What this task involves =
Quote every entry word for word.

Dataset rows =

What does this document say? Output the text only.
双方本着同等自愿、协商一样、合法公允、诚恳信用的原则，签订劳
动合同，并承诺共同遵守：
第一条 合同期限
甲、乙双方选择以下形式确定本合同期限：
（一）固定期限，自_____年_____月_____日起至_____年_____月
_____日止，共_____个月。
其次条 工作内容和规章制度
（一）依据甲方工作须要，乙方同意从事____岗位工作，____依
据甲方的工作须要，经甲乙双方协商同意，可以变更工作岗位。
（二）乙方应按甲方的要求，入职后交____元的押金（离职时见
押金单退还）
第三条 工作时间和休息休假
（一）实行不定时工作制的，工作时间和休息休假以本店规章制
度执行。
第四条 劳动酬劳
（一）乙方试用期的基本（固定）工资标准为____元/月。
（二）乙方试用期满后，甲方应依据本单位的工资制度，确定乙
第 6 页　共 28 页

Problem solution =
What does this document say? Output the text only.
双方本着同等自愿、协商一样、合法公允、诚恳信用的原则，签订劳
动合同，并承诺共同遵守：
第一条 合同期限
甲、乙双方选择以下形式确定本合同期限：
（一）固定期限，自_____年_____月_____日起至_____年_____月
_____日止，共_____个月。
其次条 工作内容和规章制度
（一）依据甲方工作须要，乙方同意从事____岗位工作，____依
据甲方的工作须要，经甲乙双方协商同意，可以变更工作岗位。
（二）乙方应按甲方的要求，入职后交____元的押金（离职时见
押金单退还）
第三条 工作时间和休息休假
（一）实行不定时工作制的，工作时间和休息休假以本店规章制
度执行。
第四条 劳动酬劳
（一）乙方试用期的基本（固定）工资标准为____元/月。
（二）乙方试用期满后，甲方应依据本单位的工资制度，确定乙
第 6 页　共 28 页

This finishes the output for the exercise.